**The request**
Wherever the string "крыл" appears, copy the whole line.

[Data records]
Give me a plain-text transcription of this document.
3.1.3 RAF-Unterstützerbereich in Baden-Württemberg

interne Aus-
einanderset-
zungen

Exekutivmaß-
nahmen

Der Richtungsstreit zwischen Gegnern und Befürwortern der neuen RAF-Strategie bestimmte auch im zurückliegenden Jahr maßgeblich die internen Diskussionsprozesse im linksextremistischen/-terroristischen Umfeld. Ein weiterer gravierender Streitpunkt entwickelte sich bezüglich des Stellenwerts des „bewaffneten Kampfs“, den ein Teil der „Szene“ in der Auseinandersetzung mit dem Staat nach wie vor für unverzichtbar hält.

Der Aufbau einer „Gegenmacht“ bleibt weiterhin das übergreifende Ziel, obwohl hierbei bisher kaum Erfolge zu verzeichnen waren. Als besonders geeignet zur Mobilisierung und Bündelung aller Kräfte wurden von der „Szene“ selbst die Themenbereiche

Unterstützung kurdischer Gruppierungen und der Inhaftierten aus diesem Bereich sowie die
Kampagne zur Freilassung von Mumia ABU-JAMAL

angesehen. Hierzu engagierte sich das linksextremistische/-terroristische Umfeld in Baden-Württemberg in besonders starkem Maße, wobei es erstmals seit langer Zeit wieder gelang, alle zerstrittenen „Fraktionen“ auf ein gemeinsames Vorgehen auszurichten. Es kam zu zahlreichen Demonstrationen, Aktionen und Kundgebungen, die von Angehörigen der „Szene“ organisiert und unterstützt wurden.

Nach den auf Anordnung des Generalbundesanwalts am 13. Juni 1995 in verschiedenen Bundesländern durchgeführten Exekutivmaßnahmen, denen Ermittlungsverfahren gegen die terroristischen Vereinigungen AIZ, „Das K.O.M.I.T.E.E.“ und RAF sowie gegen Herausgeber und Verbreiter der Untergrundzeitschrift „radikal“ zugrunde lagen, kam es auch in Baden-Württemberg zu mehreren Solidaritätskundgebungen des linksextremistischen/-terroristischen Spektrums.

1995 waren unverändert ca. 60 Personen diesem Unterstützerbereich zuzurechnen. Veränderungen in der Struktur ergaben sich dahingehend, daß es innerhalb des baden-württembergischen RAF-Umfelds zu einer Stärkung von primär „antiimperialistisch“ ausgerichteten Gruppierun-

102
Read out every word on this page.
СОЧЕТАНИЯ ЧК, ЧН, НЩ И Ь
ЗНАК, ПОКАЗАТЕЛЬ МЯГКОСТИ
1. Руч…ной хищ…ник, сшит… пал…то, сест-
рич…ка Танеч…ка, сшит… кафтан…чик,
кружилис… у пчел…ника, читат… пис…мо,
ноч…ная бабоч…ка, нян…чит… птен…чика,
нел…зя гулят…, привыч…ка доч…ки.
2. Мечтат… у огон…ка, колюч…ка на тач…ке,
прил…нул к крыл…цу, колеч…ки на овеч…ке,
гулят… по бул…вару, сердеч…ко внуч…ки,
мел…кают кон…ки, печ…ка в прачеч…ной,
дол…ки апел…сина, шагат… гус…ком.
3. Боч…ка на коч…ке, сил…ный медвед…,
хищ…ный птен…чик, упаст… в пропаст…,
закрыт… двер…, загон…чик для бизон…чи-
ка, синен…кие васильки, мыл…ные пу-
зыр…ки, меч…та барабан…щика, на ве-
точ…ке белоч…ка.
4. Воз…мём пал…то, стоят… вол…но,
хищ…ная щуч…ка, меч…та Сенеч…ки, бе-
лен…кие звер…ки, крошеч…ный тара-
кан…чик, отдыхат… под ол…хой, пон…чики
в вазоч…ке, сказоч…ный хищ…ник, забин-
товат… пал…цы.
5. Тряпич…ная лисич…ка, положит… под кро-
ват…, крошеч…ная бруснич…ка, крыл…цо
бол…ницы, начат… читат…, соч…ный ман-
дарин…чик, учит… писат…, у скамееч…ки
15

**Final result**
прил…нул к крыл…цу, колеч…ки на овеч…ке,
ват…, крошеч…ная бруснич…ка, крыл…цо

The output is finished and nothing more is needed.